Dataset entries
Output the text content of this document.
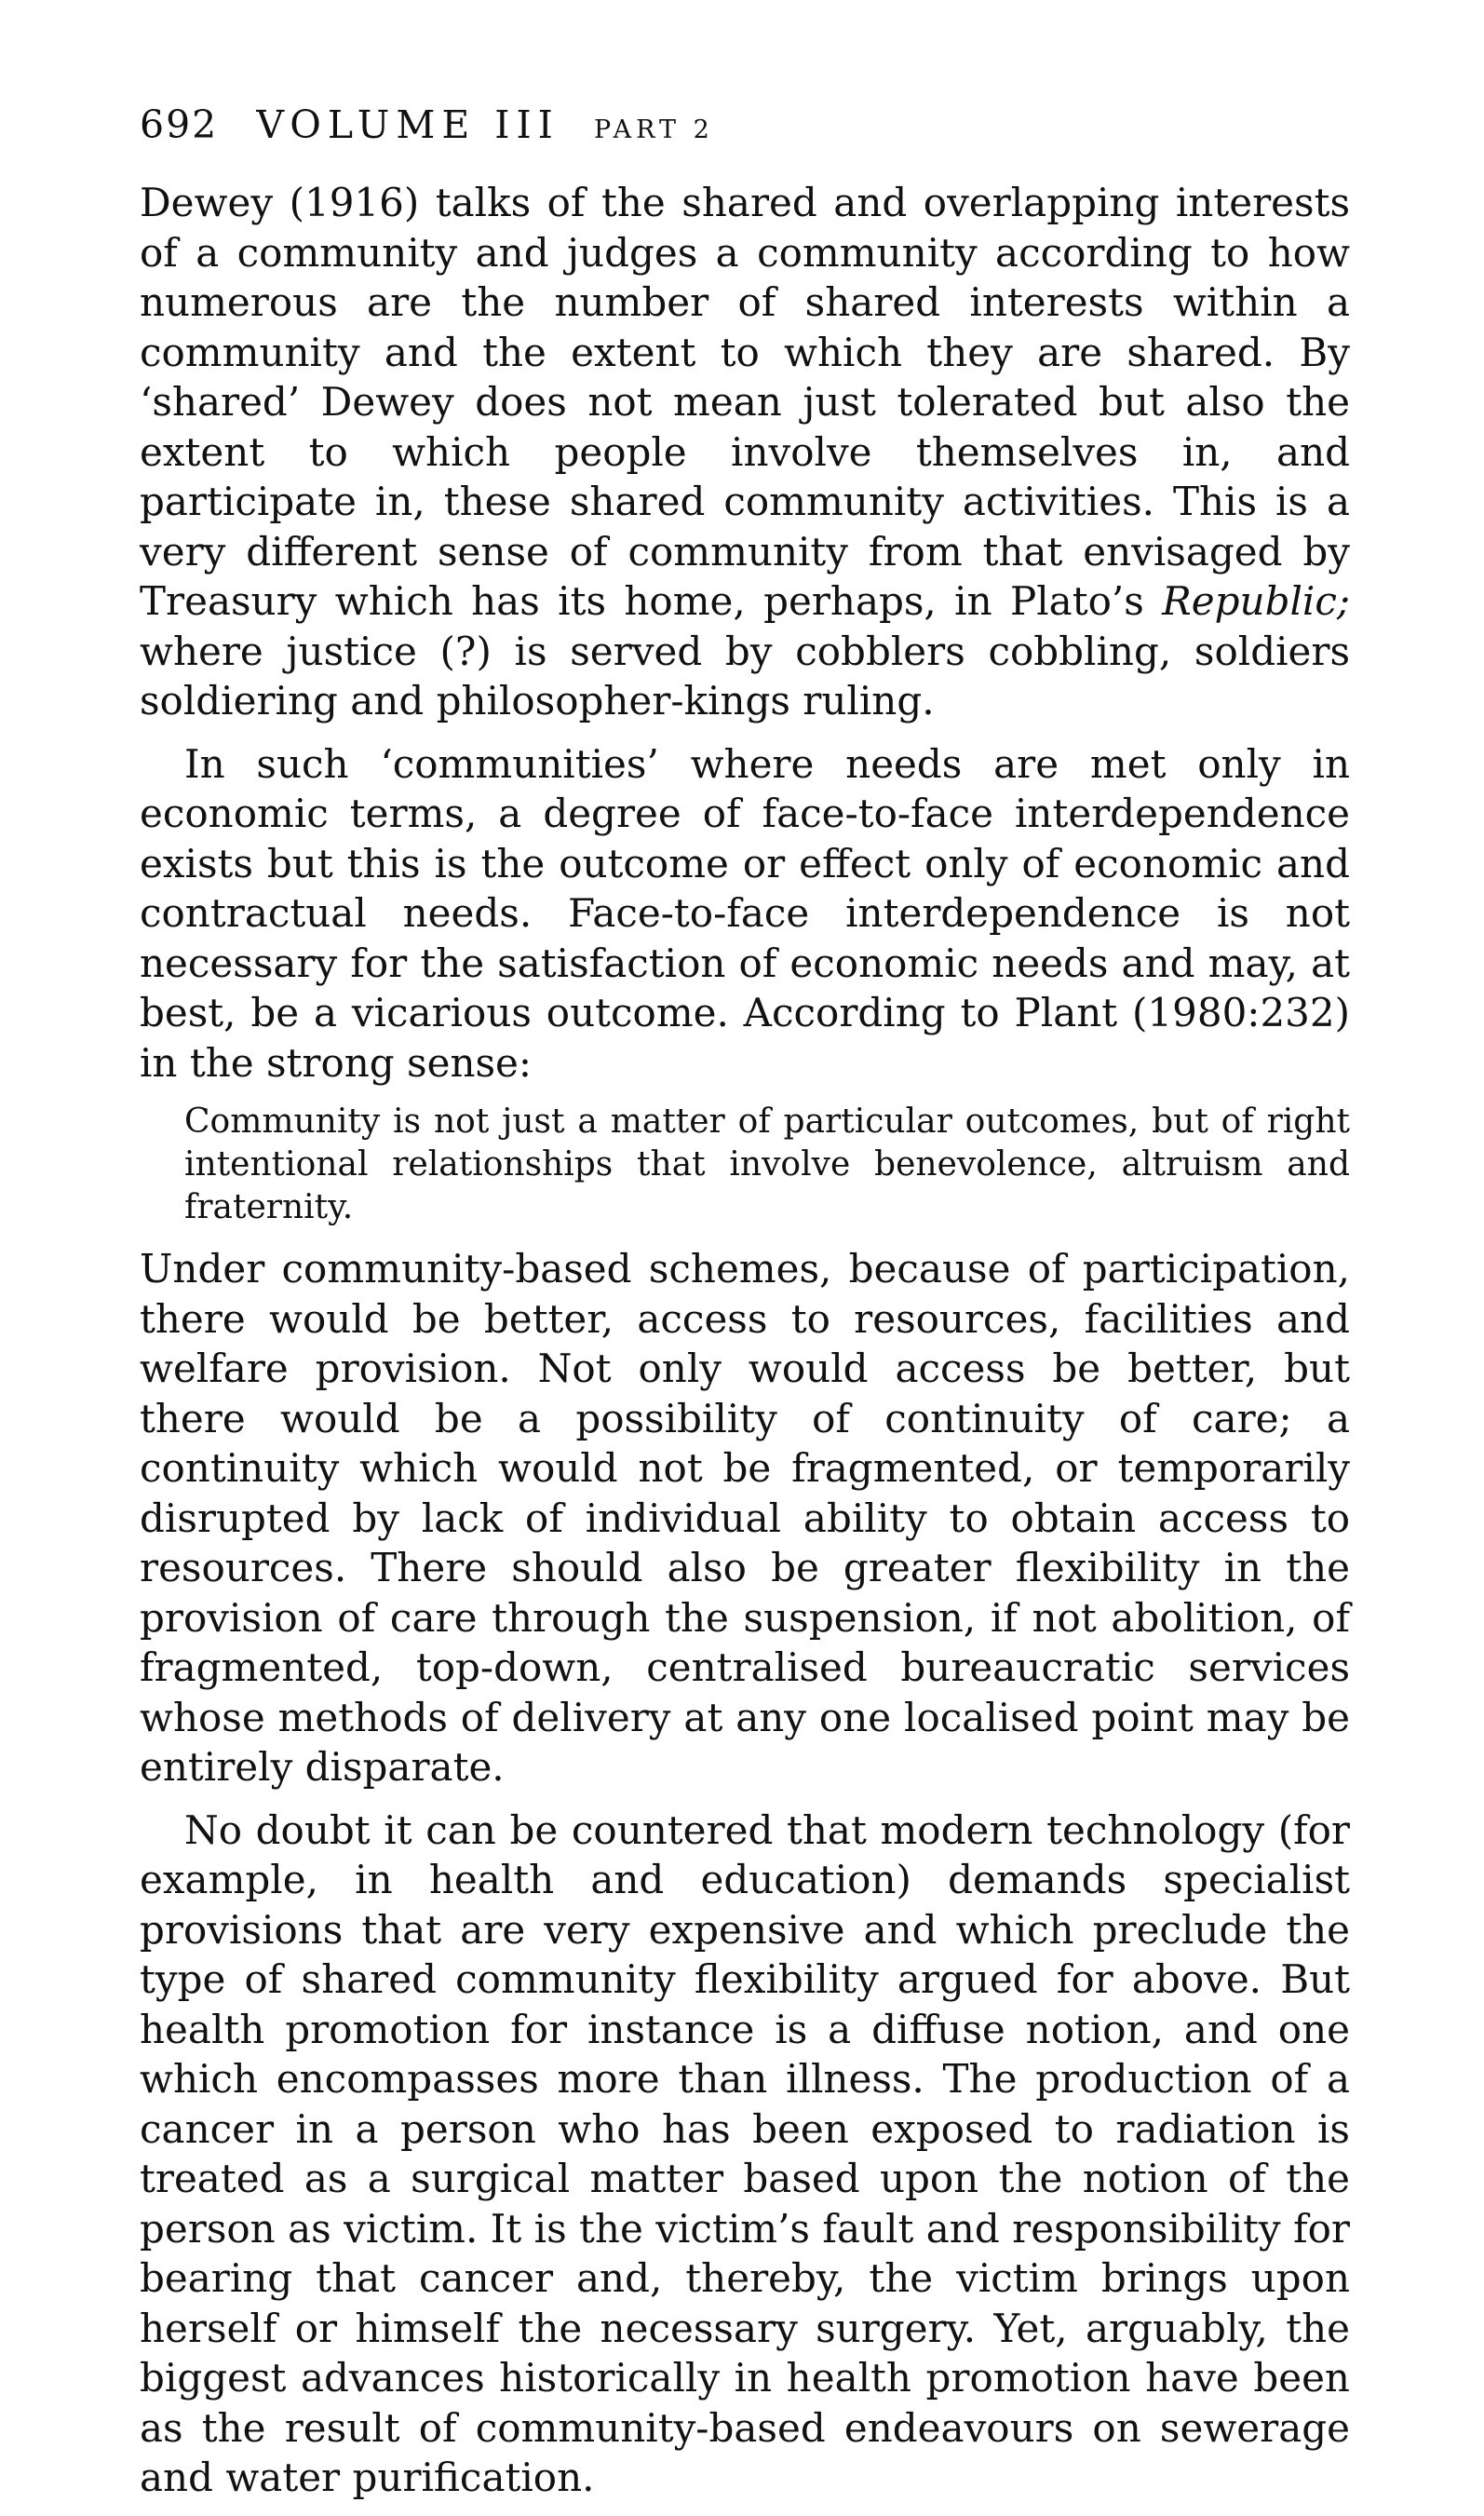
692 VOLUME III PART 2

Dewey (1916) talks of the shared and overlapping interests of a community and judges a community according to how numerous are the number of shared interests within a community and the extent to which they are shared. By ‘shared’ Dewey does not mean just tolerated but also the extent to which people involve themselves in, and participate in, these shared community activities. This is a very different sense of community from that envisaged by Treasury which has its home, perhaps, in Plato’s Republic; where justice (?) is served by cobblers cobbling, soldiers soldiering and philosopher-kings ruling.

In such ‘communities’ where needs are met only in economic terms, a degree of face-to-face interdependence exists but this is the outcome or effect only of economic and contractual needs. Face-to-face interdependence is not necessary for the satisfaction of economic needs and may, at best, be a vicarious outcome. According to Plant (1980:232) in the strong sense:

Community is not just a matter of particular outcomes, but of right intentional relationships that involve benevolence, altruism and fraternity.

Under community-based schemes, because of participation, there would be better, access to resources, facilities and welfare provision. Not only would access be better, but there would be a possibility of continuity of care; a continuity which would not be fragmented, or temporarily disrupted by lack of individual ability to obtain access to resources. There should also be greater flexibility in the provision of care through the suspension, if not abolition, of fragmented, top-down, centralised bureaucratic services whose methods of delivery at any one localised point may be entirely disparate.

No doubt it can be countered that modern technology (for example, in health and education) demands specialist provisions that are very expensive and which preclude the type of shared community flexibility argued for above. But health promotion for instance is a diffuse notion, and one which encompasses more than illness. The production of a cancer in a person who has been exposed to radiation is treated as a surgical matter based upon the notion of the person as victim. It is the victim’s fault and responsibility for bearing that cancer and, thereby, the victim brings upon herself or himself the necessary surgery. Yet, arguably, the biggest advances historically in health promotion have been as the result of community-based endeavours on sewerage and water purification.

...

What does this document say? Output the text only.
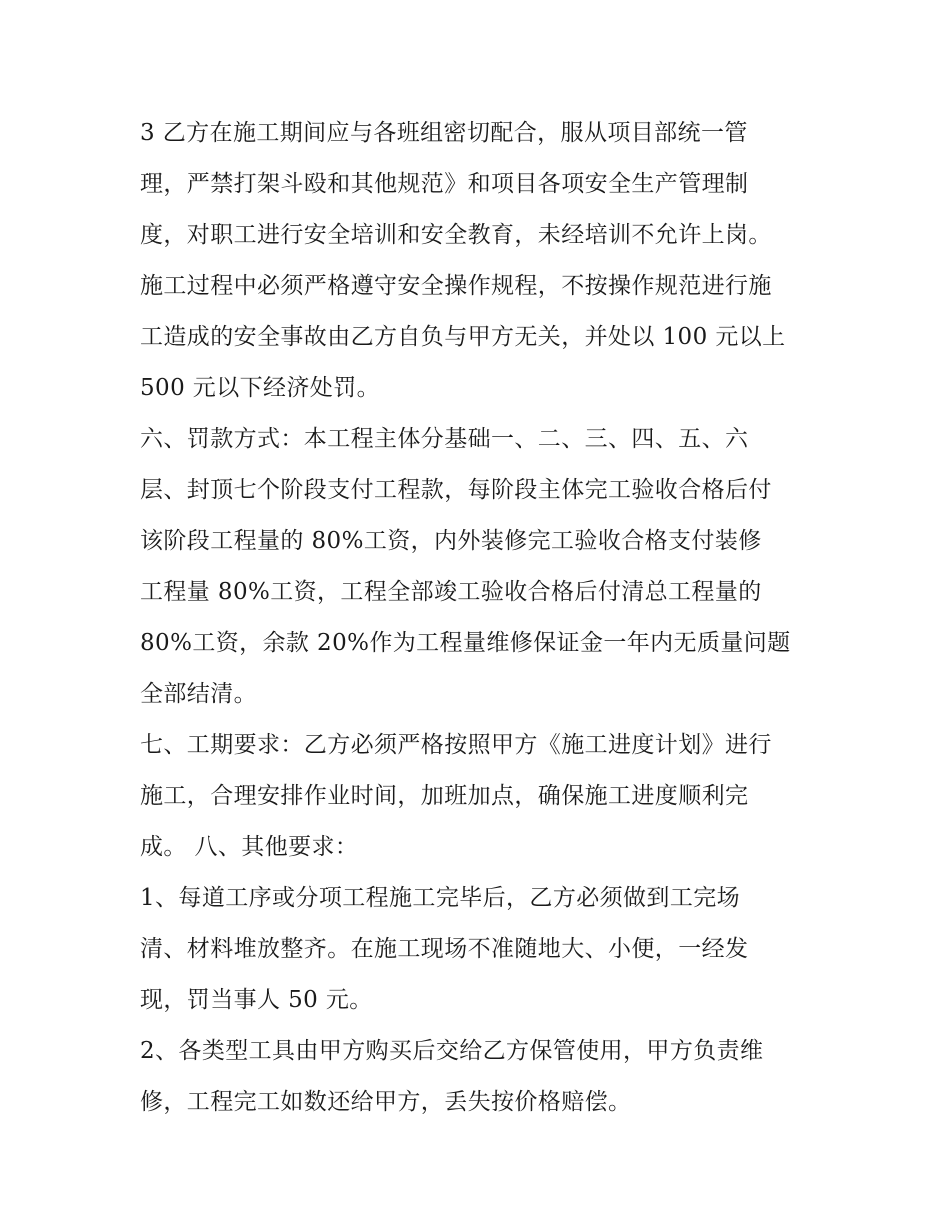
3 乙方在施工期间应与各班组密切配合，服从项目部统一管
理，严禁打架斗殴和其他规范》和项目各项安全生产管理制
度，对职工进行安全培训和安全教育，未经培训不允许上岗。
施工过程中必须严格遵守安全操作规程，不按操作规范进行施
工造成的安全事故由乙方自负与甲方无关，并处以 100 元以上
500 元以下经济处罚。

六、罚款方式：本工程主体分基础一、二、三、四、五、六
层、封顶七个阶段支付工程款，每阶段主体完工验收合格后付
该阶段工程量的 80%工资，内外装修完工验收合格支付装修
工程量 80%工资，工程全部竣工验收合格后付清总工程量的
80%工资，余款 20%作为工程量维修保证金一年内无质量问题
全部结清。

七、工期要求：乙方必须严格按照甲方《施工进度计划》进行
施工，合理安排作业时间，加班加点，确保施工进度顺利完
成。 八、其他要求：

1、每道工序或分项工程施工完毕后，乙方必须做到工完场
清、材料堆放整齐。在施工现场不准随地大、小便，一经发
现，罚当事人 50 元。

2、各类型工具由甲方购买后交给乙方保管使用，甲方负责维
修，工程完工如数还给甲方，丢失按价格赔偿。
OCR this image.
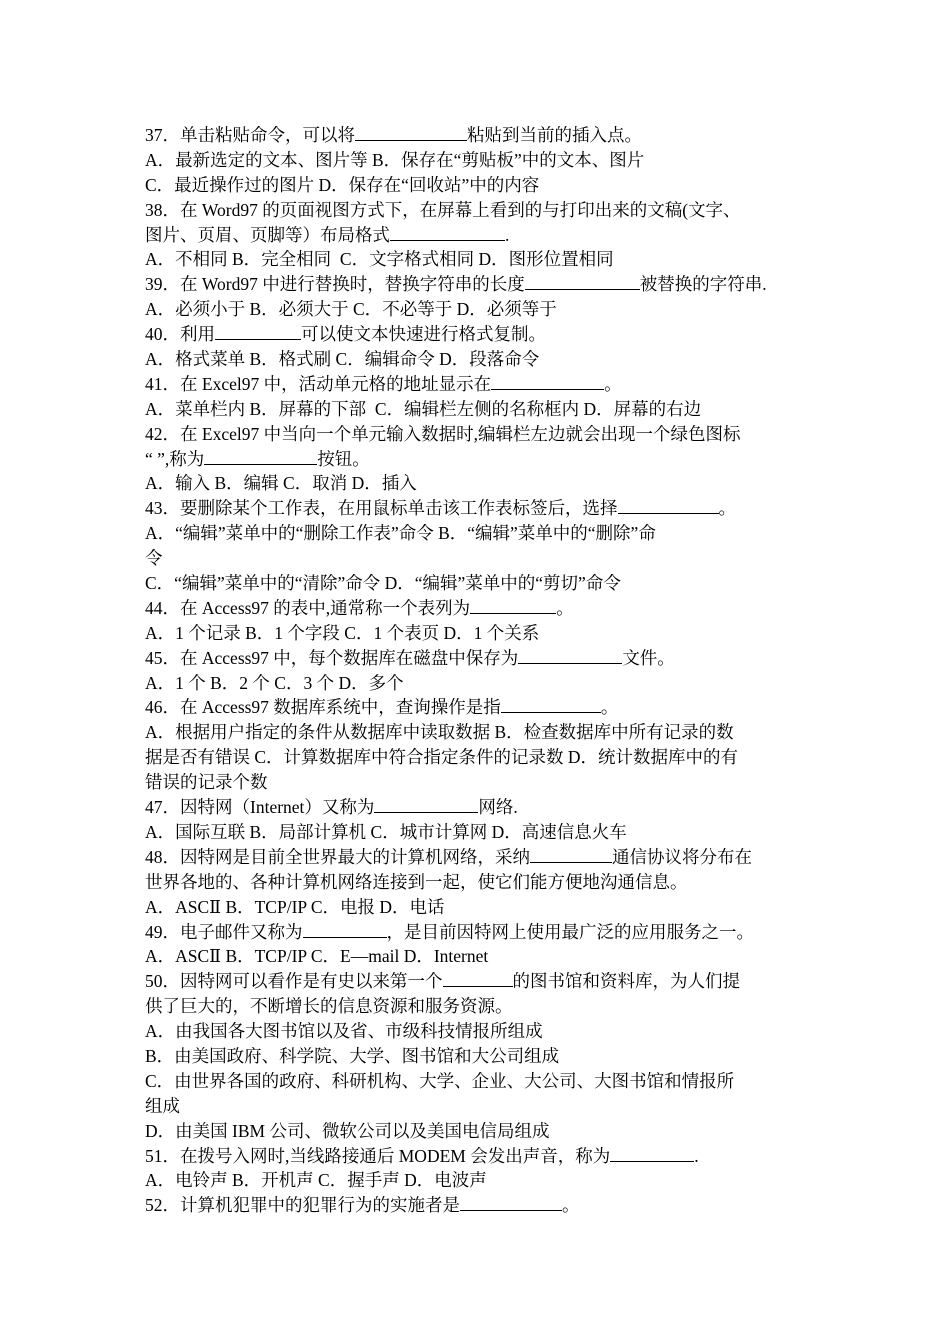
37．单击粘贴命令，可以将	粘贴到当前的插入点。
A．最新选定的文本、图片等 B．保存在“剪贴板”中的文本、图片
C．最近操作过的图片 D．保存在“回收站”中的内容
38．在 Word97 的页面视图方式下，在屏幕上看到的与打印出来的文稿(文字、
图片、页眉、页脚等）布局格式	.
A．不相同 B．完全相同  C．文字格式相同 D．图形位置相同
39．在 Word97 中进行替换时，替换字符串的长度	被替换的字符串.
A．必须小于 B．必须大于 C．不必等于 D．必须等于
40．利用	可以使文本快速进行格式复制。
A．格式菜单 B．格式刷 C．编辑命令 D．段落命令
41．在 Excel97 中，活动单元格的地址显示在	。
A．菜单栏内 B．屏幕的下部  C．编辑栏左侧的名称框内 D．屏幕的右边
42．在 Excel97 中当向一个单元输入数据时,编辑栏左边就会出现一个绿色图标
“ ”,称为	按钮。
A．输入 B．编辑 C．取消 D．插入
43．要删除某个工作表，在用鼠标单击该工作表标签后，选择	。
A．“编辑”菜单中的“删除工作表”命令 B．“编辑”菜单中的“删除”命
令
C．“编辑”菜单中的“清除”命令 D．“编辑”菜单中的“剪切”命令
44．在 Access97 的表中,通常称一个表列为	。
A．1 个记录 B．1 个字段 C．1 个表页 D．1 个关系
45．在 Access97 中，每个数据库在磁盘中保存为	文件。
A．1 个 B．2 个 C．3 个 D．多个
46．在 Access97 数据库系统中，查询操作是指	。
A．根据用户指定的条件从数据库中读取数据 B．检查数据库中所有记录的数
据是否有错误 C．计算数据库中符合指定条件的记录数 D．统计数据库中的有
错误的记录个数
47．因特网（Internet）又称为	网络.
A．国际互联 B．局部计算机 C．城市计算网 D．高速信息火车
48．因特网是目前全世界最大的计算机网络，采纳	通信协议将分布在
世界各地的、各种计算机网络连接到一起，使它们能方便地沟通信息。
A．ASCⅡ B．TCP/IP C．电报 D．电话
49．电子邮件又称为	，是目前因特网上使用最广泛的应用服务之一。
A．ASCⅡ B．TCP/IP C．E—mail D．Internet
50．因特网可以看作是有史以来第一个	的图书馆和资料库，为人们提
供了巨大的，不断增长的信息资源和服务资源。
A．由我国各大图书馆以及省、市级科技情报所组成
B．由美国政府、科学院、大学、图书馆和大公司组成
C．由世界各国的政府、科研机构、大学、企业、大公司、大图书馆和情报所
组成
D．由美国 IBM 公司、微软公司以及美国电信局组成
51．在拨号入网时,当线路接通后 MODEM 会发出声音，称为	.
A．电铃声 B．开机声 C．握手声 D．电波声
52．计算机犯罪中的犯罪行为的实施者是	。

§ What is required: Scan the records above for the string "necessary", then select every line that holds it.

§ Output for this exercise:
In such ‘communities’ where needs are met only in economic terms, a degree of face-to-face interdependence exists but this is the outcome or effect only of economic and contractual needs. Face-to-face interdependence is not necessary for the satisfaction of economic needs and may, at best, be a vicarious outcome. According to Plant (1980:232) in the strong sense:
No doubt it can be countered that modern technology (for example, in health and education) demands specialist provisions that are very expensive and which preclude the type of shared community flexibility argued for above. But health promotion for instance is a diffuse notion, and one which encompasses more than illness. The production of a cancer in a person who has been exposed to radiation is treated as a surgical matter based upon the notion of the person as victim. It is the victim’s fault and responsibility for bearing that cancer and, thereby, the victim brings upon herself or himself the necessary surgery. Yet, arguably, the biggest advances historically in health promotion have been as the result of community-based endeavours on sewerage and water purification.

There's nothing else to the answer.